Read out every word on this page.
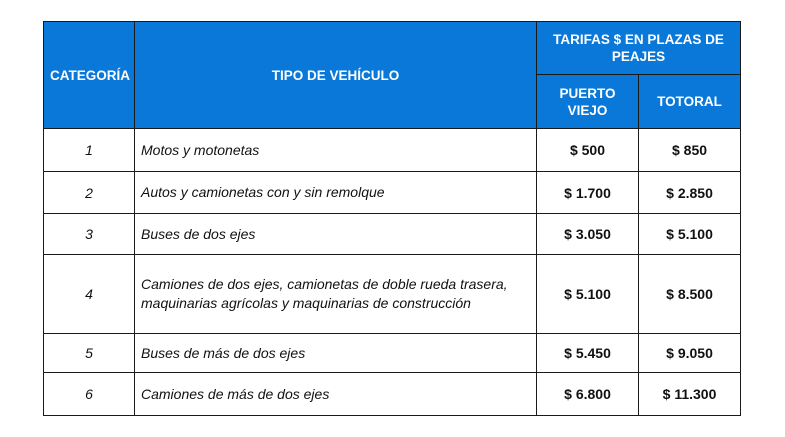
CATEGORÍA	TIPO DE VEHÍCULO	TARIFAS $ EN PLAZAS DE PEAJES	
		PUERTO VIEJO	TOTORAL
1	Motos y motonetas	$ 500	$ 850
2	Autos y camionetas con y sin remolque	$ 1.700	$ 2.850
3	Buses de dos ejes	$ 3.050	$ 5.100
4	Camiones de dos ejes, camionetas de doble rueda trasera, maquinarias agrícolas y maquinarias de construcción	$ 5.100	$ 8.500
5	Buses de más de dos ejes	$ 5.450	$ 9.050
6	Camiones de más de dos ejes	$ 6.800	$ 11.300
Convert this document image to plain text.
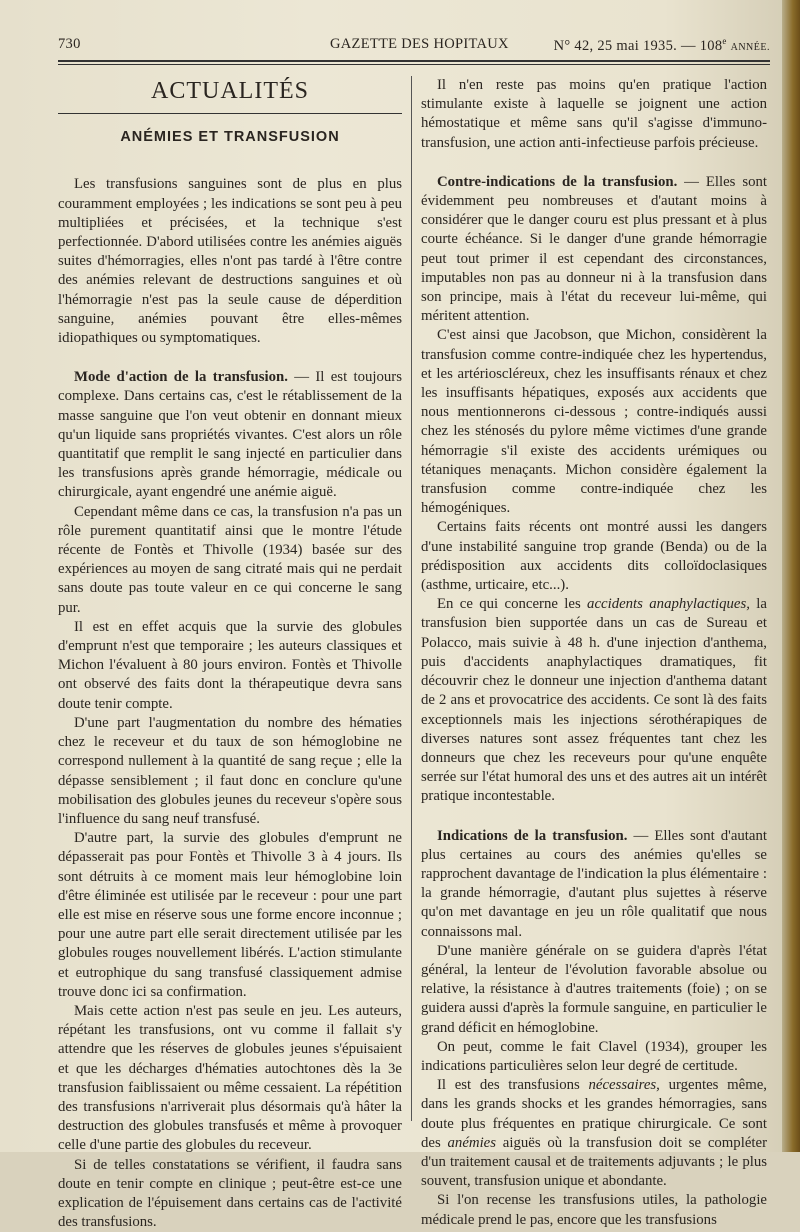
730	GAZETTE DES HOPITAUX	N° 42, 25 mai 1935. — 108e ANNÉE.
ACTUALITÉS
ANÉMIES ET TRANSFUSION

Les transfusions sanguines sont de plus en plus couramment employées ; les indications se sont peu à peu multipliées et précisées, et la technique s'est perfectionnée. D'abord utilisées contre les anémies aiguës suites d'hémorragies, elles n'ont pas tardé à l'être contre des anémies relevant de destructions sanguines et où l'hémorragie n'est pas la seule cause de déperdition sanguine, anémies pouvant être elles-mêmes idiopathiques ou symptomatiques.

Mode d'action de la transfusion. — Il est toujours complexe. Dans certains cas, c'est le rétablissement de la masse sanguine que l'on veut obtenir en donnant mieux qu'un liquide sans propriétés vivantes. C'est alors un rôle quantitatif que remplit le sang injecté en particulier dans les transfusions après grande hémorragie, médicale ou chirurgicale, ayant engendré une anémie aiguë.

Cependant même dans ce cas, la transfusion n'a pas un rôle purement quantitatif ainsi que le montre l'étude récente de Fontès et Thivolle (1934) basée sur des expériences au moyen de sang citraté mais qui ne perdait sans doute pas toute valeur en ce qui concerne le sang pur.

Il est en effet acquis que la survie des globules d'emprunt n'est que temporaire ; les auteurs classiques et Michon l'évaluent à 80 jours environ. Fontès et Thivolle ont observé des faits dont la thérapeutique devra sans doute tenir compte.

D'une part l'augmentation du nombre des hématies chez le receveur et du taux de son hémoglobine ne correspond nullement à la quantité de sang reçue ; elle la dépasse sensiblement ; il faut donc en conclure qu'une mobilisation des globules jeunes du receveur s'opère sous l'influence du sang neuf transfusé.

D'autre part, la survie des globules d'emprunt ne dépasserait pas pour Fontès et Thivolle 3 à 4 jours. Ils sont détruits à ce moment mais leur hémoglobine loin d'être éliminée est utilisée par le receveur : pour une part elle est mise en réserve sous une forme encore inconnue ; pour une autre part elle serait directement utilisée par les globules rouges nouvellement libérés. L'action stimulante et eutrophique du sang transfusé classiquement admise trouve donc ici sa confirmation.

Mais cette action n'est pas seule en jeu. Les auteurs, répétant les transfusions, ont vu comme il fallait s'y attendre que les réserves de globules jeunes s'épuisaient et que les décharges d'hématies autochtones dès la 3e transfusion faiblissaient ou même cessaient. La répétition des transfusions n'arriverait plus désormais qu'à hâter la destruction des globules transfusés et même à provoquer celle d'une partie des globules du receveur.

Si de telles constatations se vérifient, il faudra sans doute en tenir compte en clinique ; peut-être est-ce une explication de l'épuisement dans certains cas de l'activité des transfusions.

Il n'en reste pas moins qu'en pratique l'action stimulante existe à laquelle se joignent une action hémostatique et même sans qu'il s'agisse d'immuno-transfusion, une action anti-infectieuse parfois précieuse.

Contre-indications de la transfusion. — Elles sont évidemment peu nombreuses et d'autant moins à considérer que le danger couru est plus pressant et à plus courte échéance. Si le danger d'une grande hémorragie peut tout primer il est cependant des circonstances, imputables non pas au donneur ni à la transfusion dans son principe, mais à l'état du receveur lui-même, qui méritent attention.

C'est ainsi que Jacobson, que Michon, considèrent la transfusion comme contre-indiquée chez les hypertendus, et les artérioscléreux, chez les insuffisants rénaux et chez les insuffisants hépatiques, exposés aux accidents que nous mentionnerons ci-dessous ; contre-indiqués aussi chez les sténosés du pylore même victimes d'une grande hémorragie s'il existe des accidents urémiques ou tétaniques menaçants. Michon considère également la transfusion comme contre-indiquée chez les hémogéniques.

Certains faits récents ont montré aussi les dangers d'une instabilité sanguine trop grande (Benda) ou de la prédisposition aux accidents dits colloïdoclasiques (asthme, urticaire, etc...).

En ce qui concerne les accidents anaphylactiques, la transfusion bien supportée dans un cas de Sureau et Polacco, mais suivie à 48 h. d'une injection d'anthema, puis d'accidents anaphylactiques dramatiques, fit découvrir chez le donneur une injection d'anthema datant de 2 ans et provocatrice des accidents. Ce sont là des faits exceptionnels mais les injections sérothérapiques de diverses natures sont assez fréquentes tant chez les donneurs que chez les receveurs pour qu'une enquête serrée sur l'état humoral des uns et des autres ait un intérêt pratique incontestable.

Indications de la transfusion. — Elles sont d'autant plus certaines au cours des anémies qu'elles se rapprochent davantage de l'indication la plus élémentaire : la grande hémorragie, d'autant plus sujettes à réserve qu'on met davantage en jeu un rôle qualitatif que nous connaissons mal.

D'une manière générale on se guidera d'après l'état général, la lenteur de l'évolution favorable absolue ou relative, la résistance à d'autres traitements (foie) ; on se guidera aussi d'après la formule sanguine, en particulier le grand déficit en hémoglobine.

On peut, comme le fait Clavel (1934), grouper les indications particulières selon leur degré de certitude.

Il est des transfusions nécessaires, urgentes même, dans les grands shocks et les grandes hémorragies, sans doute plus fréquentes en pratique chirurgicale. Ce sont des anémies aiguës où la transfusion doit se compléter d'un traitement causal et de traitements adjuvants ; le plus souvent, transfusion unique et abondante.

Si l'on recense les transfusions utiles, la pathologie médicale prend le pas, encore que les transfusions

________

* EXERCISE DESCRIPTION: Output the data exactly. Pictures don't belong in the result.

* COMPLETE ANSWER:
Read out every word on this page.
CATEGORÍA	TIPO DE VEHÍCULO	TARIFAS $ EN PLAZAS DE PEAJES	
		PUERTO VIEJO	TOTORAL
1	Motos y motonetas	$ 500	$ 850
2	Autos y camionetas con y sin remolque	$ 1.700	$ 2.850
3	Buses de dos ejes	$ 3.050	$ 5.100
4	Camiones de dos ejes, camionetas de doble rueda trasera, maquinarias agrícolas y maquinarias de construcción	$ 5.100	$ 8.500
5	Buses de más de dos ejes	$ 5.450	$ 9.050
6	Camiones de más de dos ejes	$ 6.800	$ 11.300
Convert this document image to plain text.
730	GAZETTE DES HOPITAUX	N° 42, 25 mai 1935. — 108e ANNÉE.
ACTUALITÉS
ANÉMIES ET TRANSFUSION

Les transfusions sanguines sont de plus en plus couramment employées ; les indications se sont peu à peu multipliées et précisées, et la technique s'est perfectionnée. D'abord utilisées contre les anémies aiguës suites d'hémorragies, elles n'ont pas tardé à l'être contre des anémies relevant de destructions sanguines et où l'hémorragie n'est pas la seule cause de déperdition sanguine, anémies pouvant être elles-mêmes idiopathiques ou symptomatiques.

Mode d'action de la transfusion. — Il est toujours complexe. Dans certains cas, c'est le rétablissement de la masse sanguine que l'on veut obtenir en donnant mieux qu'un liquide sans propriétés vivantes. C'est alors un rôle quantitatif que remplit le sang injecté en particulier dans les transfusions après grande hémorragie, médicale ou chirurgicale, ayant engendré une anémie aiguë.

Cependant même dans ce cas, la transfusion n'a pas un rôle purement quantitatif ainsi que le montre l'étude récente de Fontès et Thivolle (1934) basée sur des expériences au moyen de sang citraté mais qui ne perdait sans doute pas toute valeur en ce qui concerne le sang pur.

Il est en effet acquis que la survie des globules d'emprunt n'est que temporaire ; les auteurs classiques et Michon l'évaluent à 80 jours environ. Fontès et Thivolle ont observé des faits dont la thérapeutique devra sans doute tenir compte.

D'une part l'augmentation du nombre des hématies chez le receveur et du taux de son hémoglobine ne correspond nullement à la quantité de sang reçue ; elle la dépasse sensiblement ; il faut donc en conclure qu'une mobilisation des globules jeunes du receveur s'opère sous l'influence du sang neuf transfusé.

D'autre part, la survie des globules d'emprunt ne dépasserait pas pour Fontès et Thivolle 3 à 4 jours. Ils sont détruits à ce moment mais leur hémoglobine loin d'être éliminée est utilisée par le receveur : pour une part elle est mise en réserve sous une forme encore inconnue ; pour une autre part elle serait directement utilisée par les globules rouges nouvellement libérés. L'action stimulante et eutrophique du sang transfusé classiquement admise trouve donc ici sa confirmation.

Mais cette action n'est pas seule en jeu. Les auteurs, répétant les transfusions, ont vu comme il fallait s'y attendre que les réserves de globules jeunes s'épuisaient et que les décharges d'hématies autochtones dès la 3e transfusion faiblissaient ou même cessaient. La répétition des transfusions n'arriverait plus désormais qu'à hâter la destruction des globules transfusés et même à provoquer celle d'une partie des globules du receveur.

Si de telles constatations se vérifient, il faudra sans doute en tenir compte en clinique ; peut-être est-ce une explication de l'épuisement dans certains cas de l'activité des transfusions.

Il n'en reste pas moins qu'en pratique l'action stimulante existe à laquelle se joignent une action hémostatique et même sans qu'il s'agisse d'immuno-transfusion, une action anti-infectieuse parfois précieuse.

Contre-indications de la transfusion. — Elles sont évidemment peu nombreuses et d'autant moins à considérer que le danger couru est plus pressant et à plus courte échéance. Si le danger d'une grande hémorragie peut tout primer il est cependant des circonstances, imputables non pas au donneur ni à la transfusion dans son principe, mais à l'état du receveur lui-même, qui méritent attention.

C'est ainsi que Jacobson, que Michon, considèrent la transfusion comme contre-indiquée chez les hypertendus, et les artérioscléreux, chez les insuffisants rénaux et chez les insuffisants hépatiques, exposés aux accidents que nous mentionnerons ci-dessous ; contre-indiqués aussi chez les sténosés du pylore même victimes d'une grande hémorragie s'il existe des accidents urémiques ou tétaniques menaçants. Michon considère également la transfusion comme contre-indiquée chez les hémogéniques.

Certains faits récents ont montré aussi les dangers d'une instabilité sanguine trop grande (Benda) ou de la prédisposition aux accidents dits colloïdoclasiques (asthme, urticaire, etc...).

En ce qui concerne les accidents anaphylactiques, la transfusion bien supportée dans un cas de Sureau et Polacco, mais suivie à 48 h. d'une injection d'anthema, puis d'accidents anaphylactiques dramatiques, fit découvrir chez le donneur une injection d'anthema datant de 2 ans et provocatrice des accidents. Ce sont là des faits exceptionnels mais les injections sérothérapiques de diverses natures sont assez fréquentes tant chez les donneurs que chez les receveurs pour qu'une enquête serrée sur l'état humoral des uns et des autres ait un intérêt pratique incontestable.

Indications de la transfusion. — Elles sont d'autant plus certaines au cours des anémies qu'elles se rapprochent davantage de l'indication la plus élémentaire : la grande hémorragie, d'autant plus sujettes à réserve qu'on met davantage en jeu un rôle qualitatif que nous connaissons mal.

D'une manière générale on se guidera d'après l'état général, la lenteur de l'évolution favorable absolue ou relative, la résistance à d'autres traitements (foie) ; on se guidera aussi d'après la formule sanguine, en particulier le grand déficit en hémoglobine.

On peut, comme le fait Clavel (1934), grouper les indications particulières selon leur degré de certitude.

Il est des transfusions nécessaires, urgentes même, dans les grands shocks et les grandes hémorragies, sans doute plus fréquentes en pratique chirurgicale. Ce sont des anémies aiguës où la transfusion doit se compléter d'un traitement causal et de traitements adjuvants ; le plus souvent, transfusion unique et abondante.

Si l'on recense les transfusions utiles, la pathologie médicale prend le pas, encore que les transfusions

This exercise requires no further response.